------ ENTRIES

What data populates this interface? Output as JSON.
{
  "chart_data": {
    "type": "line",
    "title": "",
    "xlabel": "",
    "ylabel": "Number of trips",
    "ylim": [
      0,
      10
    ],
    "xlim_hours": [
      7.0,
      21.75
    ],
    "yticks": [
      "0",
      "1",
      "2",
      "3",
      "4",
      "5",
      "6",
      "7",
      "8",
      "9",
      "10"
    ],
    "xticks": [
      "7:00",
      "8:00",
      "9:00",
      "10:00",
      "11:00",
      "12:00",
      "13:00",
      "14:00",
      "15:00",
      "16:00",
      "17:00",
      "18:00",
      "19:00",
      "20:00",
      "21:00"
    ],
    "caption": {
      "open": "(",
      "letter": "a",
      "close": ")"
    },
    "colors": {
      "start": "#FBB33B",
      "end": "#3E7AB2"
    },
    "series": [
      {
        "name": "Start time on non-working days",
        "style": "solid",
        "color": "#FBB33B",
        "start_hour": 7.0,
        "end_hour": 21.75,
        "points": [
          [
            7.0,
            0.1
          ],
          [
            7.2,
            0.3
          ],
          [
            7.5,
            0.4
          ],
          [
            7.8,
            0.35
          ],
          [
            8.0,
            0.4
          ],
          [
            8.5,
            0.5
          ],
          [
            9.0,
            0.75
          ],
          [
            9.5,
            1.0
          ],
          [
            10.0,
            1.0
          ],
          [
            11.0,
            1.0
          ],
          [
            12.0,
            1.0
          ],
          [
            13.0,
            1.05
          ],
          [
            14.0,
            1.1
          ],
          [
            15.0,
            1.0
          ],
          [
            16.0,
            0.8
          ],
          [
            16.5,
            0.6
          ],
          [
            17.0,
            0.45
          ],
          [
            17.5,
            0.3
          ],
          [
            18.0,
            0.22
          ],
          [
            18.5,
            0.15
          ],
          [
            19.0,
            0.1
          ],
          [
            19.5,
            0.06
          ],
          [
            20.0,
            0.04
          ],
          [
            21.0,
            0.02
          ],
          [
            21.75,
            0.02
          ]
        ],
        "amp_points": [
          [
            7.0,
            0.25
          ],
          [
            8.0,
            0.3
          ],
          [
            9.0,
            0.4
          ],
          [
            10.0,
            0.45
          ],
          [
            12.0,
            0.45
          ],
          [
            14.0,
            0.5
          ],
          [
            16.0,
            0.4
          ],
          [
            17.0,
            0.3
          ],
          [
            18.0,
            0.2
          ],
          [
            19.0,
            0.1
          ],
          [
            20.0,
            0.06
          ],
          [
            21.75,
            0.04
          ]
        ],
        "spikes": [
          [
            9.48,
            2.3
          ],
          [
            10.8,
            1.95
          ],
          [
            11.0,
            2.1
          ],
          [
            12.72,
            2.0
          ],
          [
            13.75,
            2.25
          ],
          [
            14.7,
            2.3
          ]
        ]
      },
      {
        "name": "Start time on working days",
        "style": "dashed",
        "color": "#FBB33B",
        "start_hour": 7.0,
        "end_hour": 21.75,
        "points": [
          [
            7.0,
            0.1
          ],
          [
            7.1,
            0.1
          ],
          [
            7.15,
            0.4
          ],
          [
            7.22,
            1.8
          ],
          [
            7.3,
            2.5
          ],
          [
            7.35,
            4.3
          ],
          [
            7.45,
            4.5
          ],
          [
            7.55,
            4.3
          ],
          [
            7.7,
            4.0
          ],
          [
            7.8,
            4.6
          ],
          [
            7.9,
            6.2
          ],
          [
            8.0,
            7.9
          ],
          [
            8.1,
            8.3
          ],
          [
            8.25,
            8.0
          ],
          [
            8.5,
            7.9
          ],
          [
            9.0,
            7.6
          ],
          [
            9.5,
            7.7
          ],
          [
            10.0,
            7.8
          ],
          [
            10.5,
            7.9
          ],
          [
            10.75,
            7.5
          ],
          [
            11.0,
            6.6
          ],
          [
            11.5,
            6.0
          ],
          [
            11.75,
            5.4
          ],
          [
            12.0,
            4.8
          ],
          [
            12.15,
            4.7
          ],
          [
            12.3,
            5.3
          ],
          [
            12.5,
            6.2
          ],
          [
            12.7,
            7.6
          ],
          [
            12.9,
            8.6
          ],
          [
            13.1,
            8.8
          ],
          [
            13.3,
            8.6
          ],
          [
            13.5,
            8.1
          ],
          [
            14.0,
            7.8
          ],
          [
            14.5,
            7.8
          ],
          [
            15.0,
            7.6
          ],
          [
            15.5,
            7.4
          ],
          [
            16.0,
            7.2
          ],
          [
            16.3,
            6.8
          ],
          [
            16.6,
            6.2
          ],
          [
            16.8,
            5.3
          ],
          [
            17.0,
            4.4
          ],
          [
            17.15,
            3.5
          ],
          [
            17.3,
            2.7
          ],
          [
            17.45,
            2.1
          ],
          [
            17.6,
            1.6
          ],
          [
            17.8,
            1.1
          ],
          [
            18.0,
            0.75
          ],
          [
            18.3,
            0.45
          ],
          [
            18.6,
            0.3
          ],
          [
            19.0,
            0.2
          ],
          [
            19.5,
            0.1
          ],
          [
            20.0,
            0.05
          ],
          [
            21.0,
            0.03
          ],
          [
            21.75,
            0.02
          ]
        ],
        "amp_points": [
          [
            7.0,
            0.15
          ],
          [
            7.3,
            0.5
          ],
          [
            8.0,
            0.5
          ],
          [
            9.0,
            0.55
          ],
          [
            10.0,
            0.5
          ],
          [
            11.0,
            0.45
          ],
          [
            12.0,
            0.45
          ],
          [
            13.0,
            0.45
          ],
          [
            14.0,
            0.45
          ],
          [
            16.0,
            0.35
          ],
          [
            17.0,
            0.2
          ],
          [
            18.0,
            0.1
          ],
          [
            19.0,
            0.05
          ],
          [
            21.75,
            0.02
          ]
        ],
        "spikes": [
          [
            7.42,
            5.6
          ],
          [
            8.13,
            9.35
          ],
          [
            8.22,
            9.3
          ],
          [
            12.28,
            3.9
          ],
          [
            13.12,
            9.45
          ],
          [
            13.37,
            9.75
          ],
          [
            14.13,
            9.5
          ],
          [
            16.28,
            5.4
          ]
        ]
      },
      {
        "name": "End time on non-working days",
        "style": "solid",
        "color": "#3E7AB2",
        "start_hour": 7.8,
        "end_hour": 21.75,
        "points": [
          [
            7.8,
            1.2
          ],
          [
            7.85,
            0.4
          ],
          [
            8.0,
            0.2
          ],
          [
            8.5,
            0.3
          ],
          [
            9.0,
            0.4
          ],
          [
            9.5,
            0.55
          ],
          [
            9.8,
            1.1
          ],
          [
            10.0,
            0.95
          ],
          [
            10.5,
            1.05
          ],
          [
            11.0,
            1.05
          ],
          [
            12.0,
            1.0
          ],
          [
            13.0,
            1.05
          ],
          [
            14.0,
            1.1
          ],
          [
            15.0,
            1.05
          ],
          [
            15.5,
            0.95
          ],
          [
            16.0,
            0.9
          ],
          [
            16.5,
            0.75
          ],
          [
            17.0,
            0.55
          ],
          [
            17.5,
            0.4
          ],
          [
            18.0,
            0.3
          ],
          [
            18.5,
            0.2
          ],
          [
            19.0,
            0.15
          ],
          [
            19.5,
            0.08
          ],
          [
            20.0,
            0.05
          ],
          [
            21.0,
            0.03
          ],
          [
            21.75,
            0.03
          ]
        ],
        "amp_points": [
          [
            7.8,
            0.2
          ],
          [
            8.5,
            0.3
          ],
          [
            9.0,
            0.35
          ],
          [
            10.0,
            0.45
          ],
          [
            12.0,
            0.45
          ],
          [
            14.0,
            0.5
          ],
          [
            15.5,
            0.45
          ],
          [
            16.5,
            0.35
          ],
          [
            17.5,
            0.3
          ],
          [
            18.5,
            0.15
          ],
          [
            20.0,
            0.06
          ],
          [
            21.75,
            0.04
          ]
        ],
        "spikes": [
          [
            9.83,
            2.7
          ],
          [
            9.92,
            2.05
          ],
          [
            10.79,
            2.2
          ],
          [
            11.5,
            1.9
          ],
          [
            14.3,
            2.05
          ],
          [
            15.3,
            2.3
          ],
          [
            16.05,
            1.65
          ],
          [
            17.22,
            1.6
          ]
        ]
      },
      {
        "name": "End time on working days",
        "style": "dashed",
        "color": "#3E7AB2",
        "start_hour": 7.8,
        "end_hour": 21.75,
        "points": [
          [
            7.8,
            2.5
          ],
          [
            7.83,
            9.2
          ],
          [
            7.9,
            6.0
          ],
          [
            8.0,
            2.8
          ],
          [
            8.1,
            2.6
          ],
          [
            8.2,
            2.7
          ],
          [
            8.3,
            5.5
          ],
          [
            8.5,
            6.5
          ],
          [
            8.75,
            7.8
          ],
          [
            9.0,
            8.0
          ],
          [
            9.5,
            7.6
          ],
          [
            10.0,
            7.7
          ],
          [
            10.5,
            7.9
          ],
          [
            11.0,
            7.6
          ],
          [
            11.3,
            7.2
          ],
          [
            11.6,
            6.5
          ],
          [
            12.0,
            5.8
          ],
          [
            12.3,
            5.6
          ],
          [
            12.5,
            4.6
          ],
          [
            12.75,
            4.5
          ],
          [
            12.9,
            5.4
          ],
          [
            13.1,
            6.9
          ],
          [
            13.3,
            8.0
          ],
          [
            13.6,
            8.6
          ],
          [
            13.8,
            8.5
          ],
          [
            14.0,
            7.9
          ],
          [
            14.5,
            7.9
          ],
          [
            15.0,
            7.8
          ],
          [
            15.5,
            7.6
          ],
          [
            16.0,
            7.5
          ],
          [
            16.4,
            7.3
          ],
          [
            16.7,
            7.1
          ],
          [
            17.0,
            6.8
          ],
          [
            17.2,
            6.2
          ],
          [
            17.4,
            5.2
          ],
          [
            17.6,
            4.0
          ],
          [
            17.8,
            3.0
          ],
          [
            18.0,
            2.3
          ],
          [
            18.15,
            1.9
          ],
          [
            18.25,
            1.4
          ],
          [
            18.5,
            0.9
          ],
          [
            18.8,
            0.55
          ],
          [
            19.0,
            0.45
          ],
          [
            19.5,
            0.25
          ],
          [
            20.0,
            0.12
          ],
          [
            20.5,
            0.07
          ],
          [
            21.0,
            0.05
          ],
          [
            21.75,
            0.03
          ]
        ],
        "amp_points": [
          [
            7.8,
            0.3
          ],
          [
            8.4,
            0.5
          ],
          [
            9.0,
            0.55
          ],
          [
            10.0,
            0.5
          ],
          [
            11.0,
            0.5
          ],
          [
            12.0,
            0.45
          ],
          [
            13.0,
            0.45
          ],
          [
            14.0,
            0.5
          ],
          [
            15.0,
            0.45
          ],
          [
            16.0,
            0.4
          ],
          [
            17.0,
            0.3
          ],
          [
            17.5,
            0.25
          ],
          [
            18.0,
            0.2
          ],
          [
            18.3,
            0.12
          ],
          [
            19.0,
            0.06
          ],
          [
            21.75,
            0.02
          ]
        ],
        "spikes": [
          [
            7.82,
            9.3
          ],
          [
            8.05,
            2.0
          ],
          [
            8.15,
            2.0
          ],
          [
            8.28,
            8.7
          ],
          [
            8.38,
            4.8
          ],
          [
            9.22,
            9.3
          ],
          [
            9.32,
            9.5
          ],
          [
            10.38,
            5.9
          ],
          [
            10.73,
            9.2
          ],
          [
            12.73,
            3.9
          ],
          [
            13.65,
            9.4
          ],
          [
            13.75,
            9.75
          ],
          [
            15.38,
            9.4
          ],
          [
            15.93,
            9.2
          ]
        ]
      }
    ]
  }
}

------------

| EXERCISE INSTRUCTIONS |
Give only the count of lines in which the string "days" appears.

| SOLUTION FOR THIS EXERCISE |
4